Show every line of the data that contains the string "this".

(Data entries for graphics)

____

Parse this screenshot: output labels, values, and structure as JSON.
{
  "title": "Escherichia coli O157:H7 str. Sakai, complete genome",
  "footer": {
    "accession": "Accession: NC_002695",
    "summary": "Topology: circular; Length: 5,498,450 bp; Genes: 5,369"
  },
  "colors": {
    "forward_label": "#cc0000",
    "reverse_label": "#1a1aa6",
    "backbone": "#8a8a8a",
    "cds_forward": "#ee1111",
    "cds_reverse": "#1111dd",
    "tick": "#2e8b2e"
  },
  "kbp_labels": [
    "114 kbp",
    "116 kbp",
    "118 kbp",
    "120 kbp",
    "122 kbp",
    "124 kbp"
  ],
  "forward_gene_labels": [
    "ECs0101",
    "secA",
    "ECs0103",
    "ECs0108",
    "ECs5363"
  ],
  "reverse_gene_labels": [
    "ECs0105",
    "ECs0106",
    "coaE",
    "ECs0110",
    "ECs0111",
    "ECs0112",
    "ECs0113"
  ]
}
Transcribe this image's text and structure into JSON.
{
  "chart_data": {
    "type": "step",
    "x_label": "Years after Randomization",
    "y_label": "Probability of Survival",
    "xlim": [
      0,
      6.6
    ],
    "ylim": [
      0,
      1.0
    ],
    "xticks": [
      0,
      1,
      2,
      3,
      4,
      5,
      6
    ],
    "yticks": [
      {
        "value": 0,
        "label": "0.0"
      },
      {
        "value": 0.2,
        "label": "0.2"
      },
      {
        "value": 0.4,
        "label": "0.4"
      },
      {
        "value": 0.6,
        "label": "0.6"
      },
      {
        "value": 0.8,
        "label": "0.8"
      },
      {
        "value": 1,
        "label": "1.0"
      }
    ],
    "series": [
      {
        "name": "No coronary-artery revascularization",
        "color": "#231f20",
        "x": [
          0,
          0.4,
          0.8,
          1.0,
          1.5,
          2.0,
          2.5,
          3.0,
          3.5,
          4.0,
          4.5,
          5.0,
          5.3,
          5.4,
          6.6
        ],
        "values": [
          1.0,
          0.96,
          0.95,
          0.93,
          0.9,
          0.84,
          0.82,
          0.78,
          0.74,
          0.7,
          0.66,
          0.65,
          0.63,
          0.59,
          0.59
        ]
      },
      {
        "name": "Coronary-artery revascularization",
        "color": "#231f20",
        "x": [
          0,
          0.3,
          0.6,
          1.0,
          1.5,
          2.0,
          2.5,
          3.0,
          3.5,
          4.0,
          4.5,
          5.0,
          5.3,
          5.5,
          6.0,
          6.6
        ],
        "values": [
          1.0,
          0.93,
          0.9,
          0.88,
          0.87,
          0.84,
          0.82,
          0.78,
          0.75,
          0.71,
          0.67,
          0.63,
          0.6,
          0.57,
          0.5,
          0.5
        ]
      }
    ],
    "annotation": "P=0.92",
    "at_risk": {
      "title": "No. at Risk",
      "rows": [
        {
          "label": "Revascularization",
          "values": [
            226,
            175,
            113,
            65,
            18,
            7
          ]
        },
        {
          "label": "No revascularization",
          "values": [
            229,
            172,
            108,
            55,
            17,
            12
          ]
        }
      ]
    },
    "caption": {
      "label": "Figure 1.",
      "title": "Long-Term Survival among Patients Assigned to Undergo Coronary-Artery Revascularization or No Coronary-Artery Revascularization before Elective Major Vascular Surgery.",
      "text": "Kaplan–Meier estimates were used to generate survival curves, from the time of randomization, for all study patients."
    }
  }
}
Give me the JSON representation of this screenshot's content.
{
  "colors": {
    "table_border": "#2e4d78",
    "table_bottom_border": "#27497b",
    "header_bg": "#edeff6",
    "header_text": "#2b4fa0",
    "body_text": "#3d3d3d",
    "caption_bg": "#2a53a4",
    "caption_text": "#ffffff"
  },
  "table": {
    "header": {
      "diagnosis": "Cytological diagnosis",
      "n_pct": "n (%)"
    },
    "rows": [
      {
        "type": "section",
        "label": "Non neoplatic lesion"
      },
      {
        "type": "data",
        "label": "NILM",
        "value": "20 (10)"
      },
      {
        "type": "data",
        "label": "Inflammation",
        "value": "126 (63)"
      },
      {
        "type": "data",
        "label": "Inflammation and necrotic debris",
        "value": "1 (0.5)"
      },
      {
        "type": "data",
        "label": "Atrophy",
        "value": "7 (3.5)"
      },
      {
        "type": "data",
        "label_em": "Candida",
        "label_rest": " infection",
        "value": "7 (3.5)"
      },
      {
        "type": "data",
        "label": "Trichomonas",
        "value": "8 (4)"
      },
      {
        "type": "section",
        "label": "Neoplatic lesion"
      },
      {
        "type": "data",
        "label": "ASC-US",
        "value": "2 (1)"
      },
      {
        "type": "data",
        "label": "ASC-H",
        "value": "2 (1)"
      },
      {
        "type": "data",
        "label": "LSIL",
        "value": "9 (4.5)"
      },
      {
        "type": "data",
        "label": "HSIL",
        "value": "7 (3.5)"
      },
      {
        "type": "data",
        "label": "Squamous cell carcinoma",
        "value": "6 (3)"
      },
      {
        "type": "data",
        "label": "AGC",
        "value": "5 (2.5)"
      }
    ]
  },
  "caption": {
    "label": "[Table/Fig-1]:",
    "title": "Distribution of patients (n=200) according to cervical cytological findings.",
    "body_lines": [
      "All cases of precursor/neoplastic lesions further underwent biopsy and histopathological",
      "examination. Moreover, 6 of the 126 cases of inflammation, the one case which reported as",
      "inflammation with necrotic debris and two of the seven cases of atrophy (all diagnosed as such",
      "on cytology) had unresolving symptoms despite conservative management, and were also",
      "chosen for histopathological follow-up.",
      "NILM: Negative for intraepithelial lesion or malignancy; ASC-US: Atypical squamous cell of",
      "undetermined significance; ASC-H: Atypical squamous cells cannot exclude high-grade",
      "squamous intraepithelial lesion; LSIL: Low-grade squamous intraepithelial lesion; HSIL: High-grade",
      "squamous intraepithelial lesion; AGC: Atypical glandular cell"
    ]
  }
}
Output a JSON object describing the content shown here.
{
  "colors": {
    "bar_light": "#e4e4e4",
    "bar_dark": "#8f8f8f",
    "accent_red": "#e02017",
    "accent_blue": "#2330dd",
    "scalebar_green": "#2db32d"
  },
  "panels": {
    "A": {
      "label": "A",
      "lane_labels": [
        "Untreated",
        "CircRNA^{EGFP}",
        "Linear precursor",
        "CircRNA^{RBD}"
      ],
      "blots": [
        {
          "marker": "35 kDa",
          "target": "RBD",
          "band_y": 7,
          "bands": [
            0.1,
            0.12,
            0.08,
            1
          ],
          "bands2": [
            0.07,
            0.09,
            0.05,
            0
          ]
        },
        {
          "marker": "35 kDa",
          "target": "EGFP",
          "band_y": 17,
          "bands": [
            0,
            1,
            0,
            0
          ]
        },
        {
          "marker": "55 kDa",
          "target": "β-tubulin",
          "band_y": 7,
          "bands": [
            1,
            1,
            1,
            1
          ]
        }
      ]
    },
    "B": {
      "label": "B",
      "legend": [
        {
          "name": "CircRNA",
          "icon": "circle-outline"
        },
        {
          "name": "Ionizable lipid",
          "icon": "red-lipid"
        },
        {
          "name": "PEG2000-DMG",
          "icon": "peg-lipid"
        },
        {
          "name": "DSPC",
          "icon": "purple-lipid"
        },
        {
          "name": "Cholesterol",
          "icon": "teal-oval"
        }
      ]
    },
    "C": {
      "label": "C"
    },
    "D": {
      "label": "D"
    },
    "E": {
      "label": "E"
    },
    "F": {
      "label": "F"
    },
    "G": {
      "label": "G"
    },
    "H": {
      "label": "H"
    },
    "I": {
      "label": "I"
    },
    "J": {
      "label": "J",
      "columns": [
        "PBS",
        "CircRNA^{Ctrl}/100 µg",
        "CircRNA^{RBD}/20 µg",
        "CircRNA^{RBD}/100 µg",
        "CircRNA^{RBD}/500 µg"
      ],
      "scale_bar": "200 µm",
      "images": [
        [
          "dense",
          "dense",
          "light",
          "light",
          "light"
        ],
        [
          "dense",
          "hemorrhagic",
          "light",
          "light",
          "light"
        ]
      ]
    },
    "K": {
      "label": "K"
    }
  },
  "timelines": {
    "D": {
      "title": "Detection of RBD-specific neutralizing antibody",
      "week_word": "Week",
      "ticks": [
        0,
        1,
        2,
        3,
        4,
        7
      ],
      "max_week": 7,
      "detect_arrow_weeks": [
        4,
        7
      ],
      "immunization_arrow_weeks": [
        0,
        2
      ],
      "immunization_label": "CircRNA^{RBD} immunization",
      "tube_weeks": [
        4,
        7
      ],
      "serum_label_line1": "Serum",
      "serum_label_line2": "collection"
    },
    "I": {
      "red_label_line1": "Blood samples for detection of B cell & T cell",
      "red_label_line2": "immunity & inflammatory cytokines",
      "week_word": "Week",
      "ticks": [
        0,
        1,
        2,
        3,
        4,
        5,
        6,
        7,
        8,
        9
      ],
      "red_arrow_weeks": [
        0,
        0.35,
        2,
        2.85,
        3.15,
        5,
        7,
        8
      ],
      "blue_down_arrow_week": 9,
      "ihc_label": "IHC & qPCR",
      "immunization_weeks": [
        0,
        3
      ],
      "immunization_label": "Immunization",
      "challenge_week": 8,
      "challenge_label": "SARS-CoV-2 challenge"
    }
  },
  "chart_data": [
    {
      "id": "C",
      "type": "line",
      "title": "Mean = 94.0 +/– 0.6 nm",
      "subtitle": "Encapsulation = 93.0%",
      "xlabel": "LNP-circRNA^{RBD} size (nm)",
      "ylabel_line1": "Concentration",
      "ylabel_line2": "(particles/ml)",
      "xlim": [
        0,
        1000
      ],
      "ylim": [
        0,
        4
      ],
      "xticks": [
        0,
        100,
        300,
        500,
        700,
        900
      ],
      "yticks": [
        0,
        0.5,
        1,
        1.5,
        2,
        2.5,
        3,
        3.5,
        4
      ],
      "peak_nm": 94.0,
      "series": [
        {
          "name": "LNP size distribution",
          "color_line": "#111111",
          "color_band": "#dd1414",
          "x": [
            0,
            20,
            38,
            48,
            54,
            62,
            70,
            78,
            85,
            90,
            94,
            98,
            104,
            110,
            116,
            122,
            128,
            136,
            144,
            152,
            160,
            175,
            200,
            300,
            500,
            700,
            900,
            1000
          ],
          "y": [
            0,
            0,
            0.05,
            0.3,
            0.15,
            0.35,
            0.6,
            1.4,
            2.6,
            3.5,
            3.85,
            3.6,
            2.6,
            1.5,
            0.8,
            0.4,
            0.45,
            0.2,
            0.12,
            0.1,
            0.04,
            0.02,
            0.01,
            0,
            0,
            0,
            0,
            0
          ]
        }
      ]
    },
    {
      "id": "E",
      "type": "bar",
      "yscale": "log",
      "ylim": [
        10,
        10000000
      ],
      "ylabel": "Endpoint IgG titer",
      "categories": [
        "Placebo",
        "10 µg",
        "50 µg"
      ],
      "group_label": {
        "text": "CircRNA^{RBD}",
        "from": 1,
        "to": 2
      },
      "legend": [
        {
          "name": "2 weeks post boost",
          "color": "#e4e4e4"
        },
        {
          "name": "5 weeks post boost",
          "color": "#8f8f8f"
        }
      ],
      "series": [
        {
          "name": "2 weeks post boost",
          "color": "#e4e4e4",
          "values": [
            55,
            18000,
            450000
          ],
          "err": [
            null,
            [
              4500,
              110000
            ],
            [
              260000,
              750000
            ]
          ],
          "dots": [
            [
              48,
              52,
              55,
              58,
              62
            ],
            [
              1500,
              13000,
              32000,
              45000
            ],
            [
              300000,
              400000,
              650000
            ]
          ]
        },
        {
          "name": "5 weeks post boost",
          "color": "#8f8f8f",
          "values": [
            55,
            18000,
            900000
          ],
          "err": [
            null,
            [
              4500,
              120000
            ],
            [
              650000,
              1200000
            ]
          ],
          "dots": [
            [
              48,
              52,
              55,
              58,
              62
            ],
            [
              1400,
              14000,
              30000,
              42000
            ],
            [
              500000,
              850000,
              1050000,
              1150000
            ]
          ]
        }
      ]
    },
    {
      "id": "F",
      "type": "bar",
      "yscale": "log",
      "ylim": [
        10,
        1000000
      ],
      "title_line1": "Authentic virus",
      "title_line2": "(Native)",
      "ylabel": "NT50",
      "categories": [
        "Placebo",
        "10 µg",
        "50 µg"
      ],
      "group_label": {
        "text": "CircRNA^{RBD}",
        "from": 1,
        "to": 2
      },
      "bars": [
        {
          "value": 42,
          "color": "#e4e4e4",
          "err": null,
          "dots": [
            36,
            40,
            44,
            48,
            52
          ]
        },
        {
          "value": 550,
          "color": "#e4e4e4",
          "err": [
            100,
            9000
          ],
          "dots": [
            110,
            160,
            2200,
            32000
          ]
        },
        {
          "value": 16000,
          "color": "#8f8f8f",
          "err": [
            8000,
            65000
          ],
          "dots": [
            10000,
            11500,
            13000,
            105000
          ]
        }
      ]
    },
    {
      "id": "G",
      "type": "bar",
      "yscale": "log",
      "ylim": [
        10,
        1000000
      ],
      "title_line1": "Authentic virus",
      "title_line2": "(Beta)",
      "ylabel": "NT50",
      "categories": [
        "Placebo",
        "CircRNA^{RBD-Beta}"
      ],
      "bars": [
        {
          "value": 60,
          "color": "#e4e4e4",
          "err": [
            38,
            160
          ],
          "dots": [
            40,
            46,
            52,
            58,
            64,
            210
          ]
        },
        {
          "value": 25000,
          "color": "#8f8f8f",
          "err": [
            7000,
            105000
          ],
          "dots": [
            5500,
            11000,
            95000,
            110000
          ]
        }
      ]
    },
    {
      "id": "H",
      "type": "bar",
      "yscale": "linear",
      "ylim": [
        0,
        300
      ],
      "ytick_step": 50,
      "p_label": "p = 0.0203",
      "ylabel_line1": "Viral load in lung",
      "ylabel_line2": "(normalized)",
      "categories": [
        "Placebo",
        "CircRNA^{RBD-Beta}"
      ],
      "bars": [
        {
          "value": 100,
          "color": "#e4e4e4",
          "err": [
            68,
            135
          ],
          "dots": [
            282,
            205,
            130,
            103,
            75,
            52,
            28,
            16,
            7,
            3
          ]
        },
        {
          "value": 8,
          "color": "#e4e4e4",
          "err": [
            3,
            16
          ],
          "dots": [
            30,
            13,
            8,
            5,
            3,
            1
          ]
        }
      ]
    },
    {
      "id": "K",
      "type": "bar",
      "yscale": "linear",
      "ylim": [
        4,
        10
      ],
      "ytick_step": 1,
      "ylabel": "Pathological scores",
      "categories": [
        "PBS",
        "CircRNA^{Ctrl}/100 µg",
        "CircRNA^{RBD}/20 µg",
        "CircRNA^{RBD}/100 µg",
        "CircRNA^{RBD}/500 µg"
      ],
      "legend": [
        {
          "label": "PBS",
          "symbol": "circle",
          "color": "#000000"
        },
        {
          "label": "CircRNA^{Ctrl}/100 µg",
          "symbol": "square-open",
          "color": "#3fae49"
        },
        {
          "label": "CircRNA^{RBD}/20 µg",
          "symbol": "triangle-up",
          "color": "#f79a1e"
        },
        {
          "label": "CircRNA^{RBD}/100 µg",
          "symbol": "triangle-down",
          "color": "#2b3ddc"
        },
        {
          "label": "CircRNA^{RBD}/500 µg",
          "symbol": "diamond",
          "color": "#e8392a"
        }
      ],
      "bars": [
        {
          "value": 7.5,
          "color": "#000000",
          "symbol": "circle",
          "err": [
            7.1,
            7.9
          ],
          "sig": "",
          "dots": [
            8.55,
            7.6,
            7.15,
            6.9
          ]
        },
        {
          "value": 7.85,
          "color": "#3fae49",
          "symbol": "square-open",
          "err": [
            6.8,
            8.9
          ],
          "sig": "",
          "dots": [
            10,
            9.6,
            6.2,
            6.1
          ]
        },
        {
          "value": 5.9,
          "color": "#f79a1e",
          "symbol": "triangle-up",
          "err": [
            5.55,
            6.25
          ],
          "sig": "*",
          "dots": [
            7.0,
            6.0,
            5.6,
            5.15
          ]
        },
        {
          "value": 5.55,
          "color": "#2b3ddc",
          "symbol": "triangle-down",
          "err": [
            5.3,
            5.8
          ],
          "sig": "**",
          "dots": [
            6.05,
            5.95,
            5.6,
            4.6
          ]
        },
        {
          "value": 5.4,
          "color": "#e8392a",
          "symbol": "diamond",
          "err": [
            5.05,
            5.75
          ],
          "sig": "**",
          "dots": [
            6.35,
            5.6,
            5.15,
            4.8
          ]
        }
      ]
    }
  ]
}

____

Solution below:
Parse this screenshot: output labels, values, and structure as JSON.
Transcribe this image's text and structure into JSON.
Give me the JSON representation of this screenshot's content.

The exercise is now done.